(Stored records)
════════

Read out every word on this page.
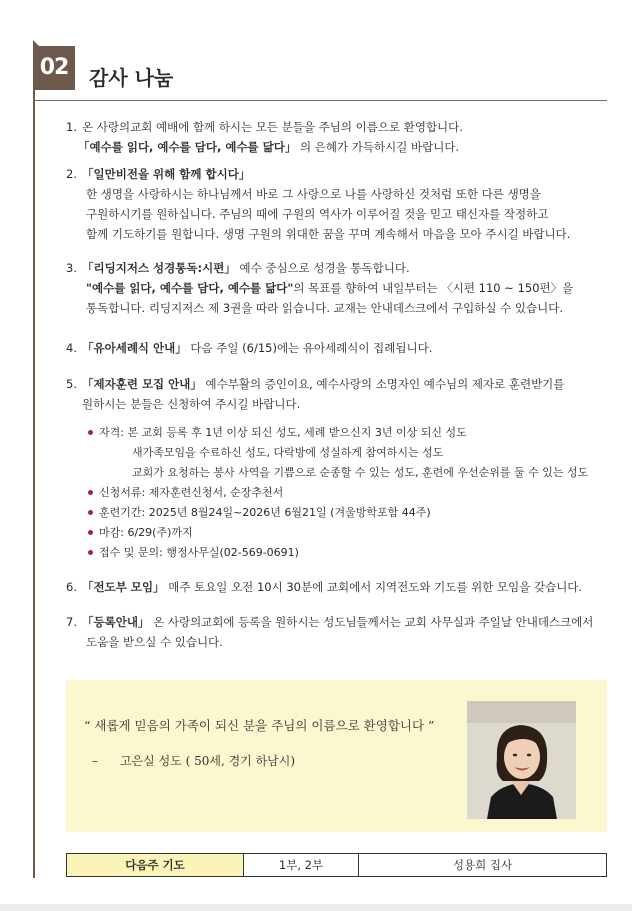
02	감사 나눔
1. 온 사랑의교회 예배에 함께 하시는 모든 분들을 주님의 이름으로 환영합니다.
「예수를 읽다, 예수를 담다, 예수를 닮다」 의 은혜가 가득하시길 바랍니다.
2. 「일만비전을 위해 함께 합시다」
한 생명을 사랑하시는 하나님께서 바로 그 사랑으로 나를 사랑하신 것처럼 또한 다른 생명을
구원하시기를 원하십니다. 주님의 때에 구원의 역사가 이루어질 것을 믿고 태신자를 작정하고
함께 기도하기를 원합니다. 생명 구원의 위대한 꿈을 꾸며 계속해서 마음을 모아 주시길 바랍니다.
3. 「리딩지저스 성경통독:시편」 예수 중심으로 성경을 통독합니다.
"예수를 읽다, 예수를 담다, 예수를 닮다"의 목표를 향하여 내일부터는 〈시편 110 ~ 150편〉을
통독합니다. 리딩지저스 제 3권을 따라 읽습니다. 교재는 안내데스크에서 구입하실 수 있습니다.
4. 「유아세례식 안내」 다음 주일 (6/15)에는 유아세례식이 집례됩니다.
5. 「제자훈련 모집 안내」 예수부활의 증인이요, 예수사랑의 소명자인 예수님의 제자로 훈련받기를
원하시는 분들은 신청하여 주시길 바랍니다.
자격: 본 교회 등록 후 1년 이상 되신 성도, 세례 받으신지 3년 이상 되신 성도
새가족모임을 수료하신 성도, 다락방에 성실하게 참여하시는 성도
교회가 요청하는 봉사 사역을 기쁨으로 순종할 수 있는 성도, 훈련에 우선순위를 둘 수 있는 성도
신청서류: 제자훈련신청서, 순장추천서
훈련기간: 2025년 8월24일~2026년 6월21일 (겨울방학포함 44주)
마감: 6/29(주)까지
접수 및 문의: 행정사무실(02-569-0691)
6. 「전도부 모임」 매주 토요일 오전 10시 30분에 교회에서 지역전도와 기도를 위한 모임을 갖습니다.
7. 「등록안내」 온 사랑의교회에 등록을 원하시는 성도님들께서는 교회 사무실과 주일날 안내데스크에서
도움을 받으실 수 있습니다.
“ 새롭게 믿음의 가족이 되신 분을 주님의 이름으로 환영합니다 ”
– 고은실 성도 ( 50세, 경기 하남시)
다음주 기도	1부, 2부	성용희 집사
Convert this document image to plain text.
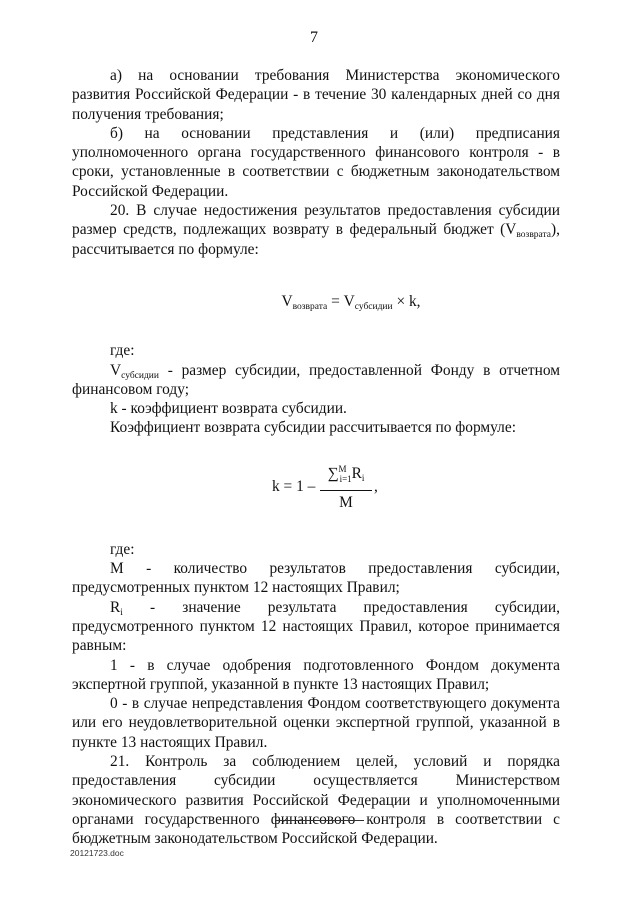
7

а) на основании требования Министерства экономического развития Российской Федерации - в течение 30 календарных дней со дня получения требования;

б) на основании представления и (или) предписания уполномоченного органа государственного финансового контроля - в сроки, установленные в соответствии с бюджетным законодательством Российской Федерации.

20. В случае недостижения результатов предоставления субсидии размер средств, подлежащих возврату в федеральный бюджет $(V_{возврата})$, рассчитывается по формуле:

$V_{возврата} = V_{субсидии} \times k$,

где:

$V_{субсидии}$ - размер субсидии, предоставленной Фонду в отчетном финансовом году;

k - коэффициент возврата субсидии.

Коэффициент возврата субсидии рассчитывается по формуле:

$k = 1 - \frac{\sum^M_{i=1}Ri}{M}$ ,

где:

M - количество результатов предоставления субсидии, предусмотренных пунктом 12 настоящих Правил;

$R_i$ - значение результата предоставления субсидии, предусмотренного пунктом 12 настоящих Правил, которое принимается равным:

1 - в случае одобрения подготовленного Фондом документа экспертной группой, указанной в пункте 13 настоящих Правил;

0 - в случае непредставления Фондом соответствующего документа или его неудовлетворительной оценки экспертной группой, указанной в пункте 13 настоящих Правил.

21. Контроль за соблюдением целей, условий и порядка предоставления субсидии осуществляется Министерством экономического развития Российской Федерации и уполномоченными органами государственного финансового контроля в соответствии с бюджетным законодательством Российской Федерации.

20121723.doc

════════

→ Exercise objective: Without the pictures, copy the material exactly as given.

→ Response:
Read out every word on this page.
02	감사 나눔
1. 온 사랑의교회 예배에 함께 하시는 모든 분들을 주님의 이름으로 환영합니다.
「예수를 읽다, 예수를 담다, 예수를 닮다」 의 은혜가 가득하시길 바랍니다.
2. 「일만비전을 위해 함께 합시다」
한 생명을 사랑하시는 하나님께서 바로 그 사랑으로 나를 사랑하신 것처럼 또한 다른 생명을
구원하시기를 원하십니다. 주님의 때에 구원의 역사가 이루어질 것을 믿고 태신자를 작정하고
함께 기도하기를 원합니다. 생명 구원의 위대한 꿈을 꾸며 계속해서 마음을 모아 주시길 바랍니다.
3. 「리딩지저스 성경통독:시편」 예수 중심으로 성경을 통독합니다.
"예수를 읽다, 예수를 담다, 예수를 닮다"의 목표를 향하여 내일부터는 〈시편 110 ~ 150편〉을
통독합니다. 리딩지저스 제 3권을 따라 읽습니다. 교재는 안내데스크에서 구입하실 수 있습니다.
4. 「유아세례식 안내」 다음 주일 (6/15)에는 유아세례식이 집례됩니다.
5. 「제자훈련 모집 안내」 예수부활의 증인이요, 예수사랑의 소명자인 예수님의 제자로 훈련받기를
원하시는 분들은 신청하여 주시길 바랍니다.
자격: 본 교회 등록 후 1년 이상 되신 성도, 세례 받으신지 3년 이상 되신 성도
새가족모임을 수료하신 성도, 다락방에 성실하게 참여하시는 성도
교회가 요청하는 봉사 사역을 기쁨으로 순종할 수 있는 성도, 훈련에 우선순위를 둘 수 있는 성도
신청서류: 제자훈련신청서, 순장추천서
훈련기간: 2025년 8월24일~2026년 6월21일 (겨울방학포함 44주)
마감: 6/29(주)까지
접수 및 문의: 행정사무실(02-569-0691)
6. 「전도부 모임」 매주 토요일 오전 10시 30분에 교회에서 지역전도와 기도를 위한 모임을 갖습니다.
7. 「등록안내」 온 사랑의교회에 등록을 원하시는 성도님들께서는 교회 사무실과 주일날 안내데스크에서
도움을 받으실 수 있습니다.
“ 새롭게 믿음의 가족이 되신 분을 주님의 이름으로 환영합니다 ”
– 고은실 성도 ( 50세, 경기 하남시)
다음주 기도	1부, 2부	성용희 집사
Convert this document image to plain text.
7

а) на основании требования Министерства экономического развития Российской Федерации - в течение 30 календарных дней со дня получения требования;

б) на основании представления и (или) предписания уполномоченного органа государственного финансового контроля - в сроки, установленные в соответствии с бюджетным законодательством Российской Федерации.

20. В случае недостижения результатов предоставления субсидии размер средств, подлежащих возврату в федеральный бюджет $(V_{возврата})$, рассчитывается по формуле:

$V_{возврата} = V_{субсидии} \times k$,

где:

$V_{субсидии}$ - размер субсидии, предоставленной Фонду в отчетном финансовом году;

k - коэффициент возврата субсидии.

Коэффициент возврата субсидии рассчитывается по формуле:

$k = 1 - \frac{\sum^M_{i=1}Ri}{M}$ ,

где:

M - количество результатов предоставления субсидии, предусмотренных пунктом 12 настоящих Правил;

$R_i$ - значение результата предоставления субсидии, предусмотренного пунктом 12 настоящих Правил, которое принимается равным:

1 - в случае одобрения подготовленного Фондом документа экспертной группой, указанной в пункте 13 настоящих Правил;

0 - в случае непредставления Фондом соответствующего документа или его неудовлетворительной оценки экспертной группой, указанной в пункте 13 настоящих Правил.

21. Контроль за соблюдением целей, условий и порядка предоставления субсидии осуществляется Министерством экономического развития Российской Федерации и уполномоченными органами государственного финансового контроля в соответствии с бюджетным законодательством Российской Федерации.

20121723.doc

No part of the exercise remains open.